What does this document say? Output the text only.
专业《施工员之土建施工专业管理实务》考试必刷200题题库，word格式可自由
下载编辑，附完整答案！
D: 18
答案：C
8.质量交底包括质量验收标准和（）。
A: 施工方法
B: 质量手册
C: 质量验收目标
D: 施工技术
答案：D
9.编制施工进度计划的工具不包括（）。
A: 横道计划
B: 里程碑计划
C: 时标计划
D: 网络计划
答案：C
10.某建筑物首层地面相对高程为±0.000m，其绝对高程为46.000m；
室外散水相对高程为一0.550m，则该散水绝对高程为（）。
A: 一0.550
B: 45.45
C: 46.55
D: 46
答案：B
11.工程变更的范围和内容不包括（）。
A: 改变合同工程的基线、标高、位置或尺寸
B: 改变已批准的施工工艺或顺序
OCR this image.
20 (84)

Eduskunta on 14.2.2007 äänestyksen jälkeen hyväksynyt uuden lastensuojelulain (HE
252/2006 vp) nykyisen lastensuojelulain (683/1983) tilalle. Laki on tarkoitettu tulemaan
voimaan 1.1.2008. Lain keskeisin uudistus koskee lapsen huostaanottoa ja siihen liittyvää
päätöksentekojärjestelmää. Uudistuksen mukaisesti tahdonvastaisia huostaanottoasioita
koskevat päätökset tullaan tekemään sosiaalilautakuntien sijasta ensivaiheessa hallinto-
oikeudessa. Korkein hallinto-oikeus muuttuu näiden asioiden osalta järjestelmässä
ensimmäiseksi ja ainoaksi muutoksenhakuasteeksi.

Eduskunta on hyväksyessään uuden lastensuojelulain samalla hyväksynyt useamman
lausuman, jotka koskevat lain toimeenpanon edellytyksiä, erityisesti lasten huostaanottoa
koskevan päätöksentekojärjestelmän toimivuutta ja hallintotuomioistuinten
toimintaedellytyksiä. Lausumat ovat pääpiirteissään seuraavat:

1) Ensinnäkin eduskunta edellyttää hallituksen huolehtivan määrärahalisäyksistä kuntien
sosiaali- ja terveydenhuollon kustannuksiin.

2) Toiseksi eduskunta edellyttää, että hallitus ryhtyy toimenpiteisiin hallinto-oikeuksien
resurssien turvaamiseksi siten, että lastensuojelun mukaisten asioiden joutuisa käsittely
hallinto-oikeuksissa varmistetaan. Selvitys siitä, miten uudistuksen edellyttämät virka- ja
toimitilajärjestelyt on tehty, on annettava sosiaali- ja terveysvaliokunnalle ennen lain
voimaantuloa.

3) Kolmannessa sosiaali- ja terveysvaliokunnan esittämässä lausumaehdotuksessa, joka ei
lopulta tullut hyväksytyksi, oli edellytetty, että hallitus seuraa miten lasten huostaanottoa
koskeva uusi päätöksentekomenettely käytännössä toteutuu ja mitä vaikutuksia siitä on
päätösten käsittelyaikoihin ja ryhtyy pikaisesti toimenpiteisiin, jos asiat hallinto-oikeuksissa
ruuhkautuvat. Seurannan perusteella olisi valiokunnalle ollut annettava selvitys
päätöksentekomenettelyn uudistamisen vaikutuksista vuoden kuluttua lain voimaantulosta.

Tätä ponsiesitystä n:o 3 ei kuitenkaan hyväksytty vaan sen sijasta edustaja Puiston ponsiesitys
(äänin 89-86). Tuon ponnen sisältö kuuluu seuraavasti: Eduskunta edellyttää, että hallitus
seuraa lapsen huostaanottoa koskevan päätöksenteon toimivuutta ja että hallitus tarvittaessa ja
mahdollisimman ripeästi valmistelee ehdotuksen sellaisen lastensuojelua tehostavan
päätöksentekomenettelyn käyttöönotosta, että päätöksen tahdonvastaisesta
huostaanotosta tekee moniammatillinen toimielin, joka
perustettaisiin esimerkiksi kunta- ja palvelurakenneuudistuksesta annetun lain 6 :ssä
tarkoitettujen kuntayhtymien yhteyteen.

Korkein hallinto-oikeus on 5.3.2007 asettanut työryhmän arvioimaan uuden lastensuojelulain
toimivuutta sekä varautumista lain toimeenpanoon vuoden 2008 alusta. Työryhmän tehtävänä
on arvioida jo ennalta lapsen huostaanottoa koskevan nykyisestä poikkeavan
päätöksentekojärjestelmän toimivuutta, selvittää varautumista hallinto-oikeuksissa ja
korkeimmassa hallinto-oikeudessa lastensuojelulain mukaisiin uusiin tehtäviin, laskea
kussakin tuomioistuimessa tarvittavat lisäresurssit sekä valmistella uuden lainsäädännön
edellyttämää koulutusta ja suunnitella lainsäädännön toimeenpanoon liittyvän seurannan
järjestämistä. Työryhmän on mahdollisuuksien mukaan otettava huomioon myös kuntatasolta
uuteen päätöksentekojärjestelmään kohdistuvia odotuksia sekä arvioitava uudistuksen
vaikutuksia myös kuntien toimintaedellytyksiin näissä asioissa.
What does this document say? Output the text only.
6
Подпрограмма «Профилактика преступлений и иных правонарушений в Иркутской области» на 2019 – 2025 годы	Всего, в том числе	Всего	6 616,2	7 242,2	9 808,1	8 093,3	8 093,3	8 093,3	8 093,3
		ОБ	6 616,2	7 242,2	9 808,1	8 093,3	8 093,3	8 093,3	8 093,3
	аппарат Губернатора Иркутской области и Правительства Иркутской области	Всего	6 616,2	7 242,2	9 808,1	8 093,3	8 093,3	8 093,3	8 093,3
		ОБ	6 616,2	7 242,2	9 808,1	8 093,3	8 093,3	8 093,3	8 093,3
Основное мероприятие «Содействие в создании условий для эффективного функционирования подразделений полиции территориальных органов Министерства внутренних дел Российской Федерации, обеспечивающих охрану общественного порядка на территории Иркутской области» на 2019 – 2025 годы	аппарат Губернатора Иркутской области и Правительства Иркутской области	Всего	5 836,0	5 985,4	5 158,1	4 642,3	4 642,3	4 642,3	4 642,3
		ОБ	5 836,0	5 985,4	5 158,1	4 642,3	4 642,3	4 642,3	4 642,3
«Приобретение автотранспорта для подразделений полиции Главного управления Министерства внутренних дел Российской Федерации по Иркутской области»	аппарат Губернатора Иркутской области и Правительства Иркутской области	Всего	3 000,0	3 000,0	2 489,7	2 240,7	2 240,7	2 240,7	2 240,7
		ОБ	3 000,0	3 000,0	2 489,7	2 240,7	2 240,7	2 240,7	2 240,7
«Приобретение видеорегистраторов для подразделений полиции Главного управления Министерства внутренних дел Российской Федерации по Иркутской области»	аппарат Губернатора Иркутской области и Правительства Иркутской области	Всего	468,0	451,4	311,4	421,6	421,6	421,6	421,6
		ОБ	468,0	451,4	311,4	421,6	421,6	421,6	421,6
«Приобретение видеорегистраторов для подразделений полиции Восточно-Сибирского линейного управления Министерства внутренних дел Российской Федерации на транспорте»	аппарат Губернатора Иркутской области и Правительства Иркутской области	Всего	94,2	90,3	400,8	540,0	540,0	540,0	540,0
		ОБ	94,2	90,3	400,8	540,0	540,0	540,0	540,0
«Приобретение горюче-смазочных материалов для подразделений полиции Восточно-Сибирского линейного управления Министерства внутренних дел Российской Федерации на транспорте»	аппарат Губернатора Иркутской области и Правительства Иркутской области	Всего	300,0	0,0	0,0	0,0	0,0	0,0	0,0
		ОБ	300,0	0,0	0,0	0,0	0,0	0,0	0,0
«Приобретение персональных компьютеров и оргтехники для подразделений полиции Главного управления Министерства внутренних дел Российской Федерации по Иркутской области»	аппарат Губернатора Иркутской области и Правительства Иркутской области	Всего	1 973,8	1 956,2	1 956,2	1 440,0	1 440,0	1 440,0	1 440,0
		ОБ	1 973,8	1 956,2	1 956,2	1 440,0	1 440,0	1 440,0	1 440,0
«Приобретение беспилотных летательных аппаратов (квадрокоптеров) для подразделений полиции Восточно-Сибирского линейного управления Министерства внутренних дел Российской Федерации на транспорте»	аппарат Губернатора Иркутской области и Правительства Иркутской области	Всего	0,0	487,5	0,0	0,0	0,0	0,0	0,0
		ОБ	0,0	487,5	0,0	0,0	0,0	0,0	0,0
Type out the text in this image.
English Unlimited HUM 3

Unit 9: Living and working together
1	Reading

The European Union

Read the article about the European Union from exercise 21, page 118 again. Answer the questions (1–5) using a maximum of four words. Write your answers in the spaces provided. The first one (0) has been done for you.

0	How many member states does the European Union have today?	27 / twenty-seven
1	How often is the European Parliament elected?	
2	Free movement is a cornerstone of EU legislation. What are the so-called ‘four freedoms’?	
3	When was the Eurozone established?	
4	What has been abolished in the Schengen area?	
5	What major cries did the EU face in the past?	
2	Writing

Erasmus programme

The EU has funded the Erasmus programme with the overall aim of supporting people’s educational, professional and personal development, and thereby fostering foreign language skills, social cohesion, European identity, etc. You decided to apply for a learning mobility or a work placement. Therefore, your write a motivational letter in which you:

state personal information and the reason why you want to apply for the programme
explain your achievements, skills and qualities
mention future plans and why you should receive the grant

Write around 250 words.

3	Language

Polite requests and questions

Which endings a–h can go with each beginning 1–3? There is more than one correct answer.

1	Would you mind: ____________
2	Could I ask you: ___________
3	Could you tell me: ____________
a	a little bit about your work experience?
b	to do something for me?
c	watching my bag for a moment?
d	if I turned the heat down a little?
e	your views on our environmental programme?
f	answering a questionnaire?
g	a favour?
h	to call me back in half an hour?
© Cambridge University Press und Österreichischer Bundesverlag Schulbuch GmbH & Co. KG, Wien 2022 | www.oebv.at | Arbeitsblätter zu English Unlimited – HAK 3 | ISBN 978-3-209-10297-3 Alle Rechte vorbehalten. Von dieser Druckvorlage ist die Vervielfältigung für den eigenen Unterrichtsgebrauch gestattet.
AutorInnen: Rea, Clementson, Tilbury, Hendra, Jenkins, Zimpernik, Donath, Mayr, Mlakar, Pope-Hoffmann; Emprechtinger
● ● ● ●
** EXERCISE AIM **
Look through the entries above and report each line where the string "oikeuksissa" occurs.

** FINAL ANSWER **
hallinto-oikeuksissa varmistetaan. Selvitys siitä, miten uudistuksen edellyttämät virka- ja
päätösten käsittelyaikoihin ja ryhtyy pikaisesti toimenpiteisiin, jos asiat hallinto-oikeuksissa
päätöksentekojärjestelmän toimivuutta, selvittää varautumista hallinto-oikeuksissa ja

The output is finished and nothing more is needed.